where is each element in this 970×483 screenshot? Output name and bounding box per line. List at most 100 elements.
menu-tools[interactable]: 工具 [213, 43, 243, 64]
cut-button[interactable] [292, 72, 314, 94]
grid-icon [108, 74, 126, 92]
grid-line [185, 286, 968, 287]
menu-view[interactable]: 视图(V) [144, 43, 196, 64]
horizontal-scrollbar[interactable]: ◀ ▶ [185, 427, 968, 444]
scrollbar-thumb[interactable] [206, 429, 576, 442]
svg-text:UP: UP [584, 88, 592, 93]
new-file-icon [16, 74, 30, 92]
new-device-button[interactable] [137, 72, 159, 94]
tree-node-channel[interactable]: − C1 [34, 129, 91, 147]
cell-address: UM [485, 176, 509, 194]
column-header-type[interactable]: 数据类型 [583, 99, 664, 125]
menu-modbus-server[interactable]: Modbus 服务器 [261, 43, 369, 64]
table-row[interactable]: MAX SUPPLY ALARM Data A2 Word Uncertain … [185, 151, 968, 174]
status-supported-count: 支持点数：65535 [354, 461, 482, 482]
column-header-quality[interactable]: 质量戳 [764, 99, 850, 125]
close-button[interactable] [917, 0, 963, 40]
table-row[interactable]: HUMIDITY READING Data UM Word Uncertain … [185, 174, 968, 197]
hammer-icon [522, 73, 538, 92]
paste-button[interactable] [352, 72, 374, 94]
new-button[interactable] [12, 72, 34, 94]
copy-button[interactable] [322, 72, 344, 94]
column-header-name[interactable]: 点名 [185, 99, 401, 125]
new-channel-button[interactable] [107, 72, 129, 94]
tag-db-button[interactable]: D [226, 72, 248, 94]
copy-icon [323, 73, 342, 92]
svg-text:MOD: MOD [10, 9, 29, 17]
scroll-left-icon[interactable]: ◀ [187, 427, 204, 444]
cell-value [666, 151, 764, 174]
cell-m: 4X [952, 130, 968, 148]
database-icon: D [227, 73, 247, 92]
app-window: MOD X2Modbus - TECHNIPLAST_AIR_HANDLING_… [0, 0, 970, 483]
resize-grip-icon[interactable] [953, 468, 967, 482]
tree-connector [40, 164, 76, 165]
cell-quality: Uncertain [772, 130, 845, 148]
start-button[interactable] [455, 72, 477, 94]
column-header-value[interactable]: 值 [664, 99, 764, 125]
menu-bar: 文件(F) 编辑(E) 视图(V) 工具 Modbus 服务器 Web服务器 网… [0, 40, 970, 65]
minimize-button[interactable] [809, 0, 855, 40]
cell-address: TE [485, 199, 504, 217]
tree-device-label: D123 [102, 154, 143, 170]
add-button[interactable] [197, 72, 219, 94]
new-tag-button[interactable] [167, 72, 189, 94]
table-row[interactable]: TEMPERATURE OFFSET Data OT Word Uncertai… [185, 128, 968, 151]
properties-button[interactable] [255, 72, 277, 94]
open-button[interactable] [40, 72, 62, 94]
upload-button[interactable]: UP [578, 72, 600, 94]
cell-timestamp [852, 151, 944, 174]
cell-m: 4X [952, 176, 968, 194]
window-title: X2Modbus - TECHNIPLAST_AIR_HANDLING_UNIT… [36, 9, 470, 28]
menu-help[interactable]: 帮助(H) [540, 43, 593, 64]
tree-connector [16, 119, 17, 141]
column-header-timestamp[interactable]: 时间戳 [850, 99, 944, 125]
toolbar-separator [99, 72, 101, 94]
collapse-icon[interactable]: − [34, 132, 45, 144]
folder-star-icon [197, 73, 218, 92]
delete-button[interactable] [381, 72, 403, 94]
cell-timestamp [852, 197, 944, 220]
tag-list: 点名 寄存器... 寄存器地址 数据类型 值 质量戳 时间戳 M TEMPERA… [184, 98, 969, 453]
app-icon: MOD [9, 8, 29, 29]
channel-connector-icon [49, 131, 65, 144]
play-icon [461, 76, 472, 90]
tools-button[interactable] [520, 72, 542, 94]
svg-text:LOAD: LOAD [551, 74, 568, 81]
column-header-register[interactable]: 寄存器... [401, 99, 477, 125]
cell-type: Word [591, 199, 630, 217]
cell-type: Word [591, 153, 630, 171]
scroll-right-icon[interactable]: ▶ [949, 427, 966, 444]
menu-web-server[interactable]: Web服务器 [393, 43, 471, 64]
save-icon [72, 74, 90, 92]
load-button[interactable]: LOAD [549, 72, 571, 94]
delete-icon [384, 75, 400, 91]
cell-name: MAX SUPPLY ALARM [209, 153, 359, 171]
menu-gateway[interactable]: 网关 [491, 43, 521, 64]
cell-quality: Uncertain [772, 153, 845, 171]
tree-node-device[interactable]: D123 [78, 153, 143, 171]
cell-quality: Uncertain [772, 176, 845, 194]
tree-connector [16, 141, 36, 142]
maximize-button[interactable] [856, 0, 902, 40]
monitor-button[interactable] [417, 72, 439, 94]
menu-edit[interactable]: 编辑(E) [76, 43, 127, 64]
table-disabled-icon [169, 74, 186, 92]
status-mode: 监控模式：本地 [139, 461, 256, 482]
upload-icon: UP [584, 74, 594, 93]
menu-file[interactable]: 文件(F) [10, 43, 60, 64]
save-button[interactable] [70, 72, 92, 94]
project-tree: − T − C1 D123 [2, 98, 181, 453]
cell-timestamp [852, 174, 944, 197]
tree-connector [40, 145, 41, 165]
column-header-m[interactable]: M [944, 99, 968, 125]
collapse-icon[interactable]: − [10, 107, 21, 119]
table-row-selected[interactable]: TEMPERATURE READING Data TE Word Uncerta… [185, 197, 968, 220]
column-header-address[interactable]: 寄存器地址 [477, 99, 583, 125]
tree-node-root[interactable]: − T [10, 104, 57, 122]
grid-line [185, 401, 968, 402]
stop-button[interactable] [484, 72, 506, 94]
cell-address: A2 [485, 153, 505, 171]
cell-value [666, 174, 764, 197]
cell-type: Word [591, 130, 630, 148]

* [What is required]:
Can you retype all of the material above word for word, line by line, with nothing added, dropped, or changed?

* [Solved problem]:
where is each element in this 970×483 screenshot? Output name and bounding box per line. List at most 100 elements.
menu-tools[interactable]: 工具 [213, 43, 243, 64]
cut-button[interactable] [292, 72, 314, 94]
grid-icon [108, 74, 126, 92]
grid-line [185, 286, 968, 287]
menu-view[interactable]: 视图(V) [144, 43, 196, 64]
horizontal-scrollbar[interactable]: ◀ ▶ [185, 427, 968, 444]
scrollbar-thumb[interactable] [206, 429, 576, 442]
svg-text:UP: UP [584, 88, 592, 93]
new-file-icon [16, 74, 30, 92]
new-device-button[interactable] [137, 72, 159, 94]
tree-node-channel[interactable]: − C1 [34, 129, 91, 147]
cell-address: UM [485, 176, 509, 194]
column-header-type[interactable]: 数据类型 [583, 99, 664, 125]
menu-modbus-server[interactable]: Modbus 服务器 [261, 43, 369, 64]
table-row[interactable]: MAX SUPPLY ALARM Data A2 Word Uncertain … [185, 151, 968, 174]
status-supported-count: 支持点数：65535 [354, 461, 482, 482]
column-header-quality[interactable]: 质量戳 [764, 99, 850, 125]
close-button[interactable] [917, 0, 963, 40]
table-row[interactable]: HUMIDITY READING Data UM Word Uncertain … [185, 174, 968, 197]
hammer-icon [522, 73, 538, 92]
paste-button[interactable] [352, 72, 374, 94]
new-button[interactable] [12, 72, 34, 94]
copy-button[interactable] [322, 72, 344, 94]
column-header-name[interactable]: 点名 [185, 99, 401, 125]
new-channel-button[interactable] [107, 72, 129, 94]
tag-db-button[interactable]: D [226, 72, 248, 94]
copy-icon [323, 73, 342, 92]
svg-text:MOD: MOD [10, 9, 29, 17]
scroll-left-icon[interactable]: ◀ [187, 427, 204, 444]
cell-value [666, 151, 764, 174]
cell-m: 4X [952, 130, 968, 148]
database-icon: D [227, 73, 247, 92]
app-window: MOD X2Modbus - TECHNIPLAST_AIR_HANDLING_… [0, 0, 970, 483]
resize-grip-icon[interactable] [953, 468, 967, 482]
tree-connector [40, 164, 76, 165]
cell-quality: Uncertain [772, 130, 845, 148]
start-button[interactable] [455, 72, 477, 94]
column-header-value[interactable]: 值 [664, 99, 764, 125]
menu-bar: 文件(F) 编辑(E) 视图(V) 工具 Modbus 服务器 Web服务器 网… [0, 40, 970, 65]
minimize-button[interactable] [809, 0, 855, 40]
cell-address: TE [485, 199, 504, 217]
tree-device-label: D123 [102, 154, 143, 170]
add-button[interactable] [197, 72, 219, 94]
new-tag-button[interactable] [167, 72, 189, 94]
table-row[interactable]: TEMPERATURE OFFSET Data OT Word Uncertai… [185, 128, 968, 151]
properties-button[interactable] [255, 72, 277, 94]
open-button[interactable] [40, 72, 62, 94]
upload-button[interactable]: UP [578, 72, 600, 94]
cell-timestamp [852, 151, 944, 174]
cell-m: 4X [952, 176, 968, 194]
window-title: X2Modbus - TECHNIPLAST_AIR_HANDLING_UNIT… [36, 9, 470, 28]
menu-help[interactable]: 帮助(H) [540, 43, 593, 64]
tree-connector [16, 119, 17, 141]
column-header-timestamp[interactable]: 时间戳 [850, 99, 944, 125]
toolbar-separator [99, 72, 101, 94]
collapse-icon[interactable]: − [34, 132, 45, 144]
folder-star-icon [197, 73, 218, 92]
delete-button[interactable] [381, 72, 403, 94]
cell-timestamp [852, 197, 944, 220]
tag-list: 点名 寄存器... 寄存器地址 数据类型 值 质量戳 时间戳 M TEMPERA… [184, 98, 969, 453]
app-icon: MOD [9, 8, 29, 29]
channel-connector-icon [49, 131, 65, 144]
play-icon [461, 76, 472, 90]
tools-button[interactable] [520, 72, 542, 94]
svg-text:LOAD: LOAD [551, 74, 568, 81]
column-header-register[interactable]: 寄存器... [401, 99, 477, 125]
cell-type: Word [591, 199, 630, 217]
cell-type: Word [591, 153, 630, 171]
scroll-right-icon[interactable]: ▶ [949, 427, 966, 444]
menu-web-server[interactable]: Web服务器 [393, 43, 471, 64]
save-icon [72, 74, 90, 92]
load-button[interactable]: LOAD [549, 72, 571, 94]
delete-icon [384, 75, 400, 91]
cell-name: MAX SUPPLY ALARM [209, 153, 359, 171]
menu-gateway[interactable]: 网关 [491, 43, 521, 64]
cell-quality: Uncertain [772, 153, 845, 171]
tree-node-device[interactable]: D123 [78, 153, 143, 171]
cell-quality: Uncertain [772, 176, 845, 194]
tree-connector [16, 141, 36, 142]
maximize-button[interactable] [856, 0, 902, 40]
monitor-button[interactable] [417, 72, 439, 94]
menu-edit[interactable]: 编辑(E) [76, 43, 127, 64]
table-disabled-icon [169, 74, 186, 92]
status-mode: 监控模式：本地 [139, 461, 256, 482]
upload-icon: UP [584, 74, 594, 93]
menu-file[interactable]: 文件(F) [10, 43, 60, 64]
save-button[interactable] [70, 72, 92, 94]
project-tree: − T − C1 D123 [2, 98, 181, 453]
cell-timestamp [852, 174, 944, 197]
tree-connector [40, 145, 41, 165]
column-header-m[interactable]: M [944, 99, 968, 125]
collapse-icon[interactable]: − [10, 107, 21, 119]
table-row-selected[interactable]: TEMPERATURE READING Data TE Word Uncerta… [185, 197, 968, 220]
column-header-address[interactable]: 寄存器地址 [477, 99, 583, 125]
tree-node-root[interactable]: − T [10, 104, 57, 122]
grid-line [185, 401, 968, 402]
stop-button[interactable] [484, 72, 506, 94]
cell-address: A2 [485, 153, 505, 171]
cell-value [666, 174, 764, 197]
cell-type: Word [591, 130, 630, 148]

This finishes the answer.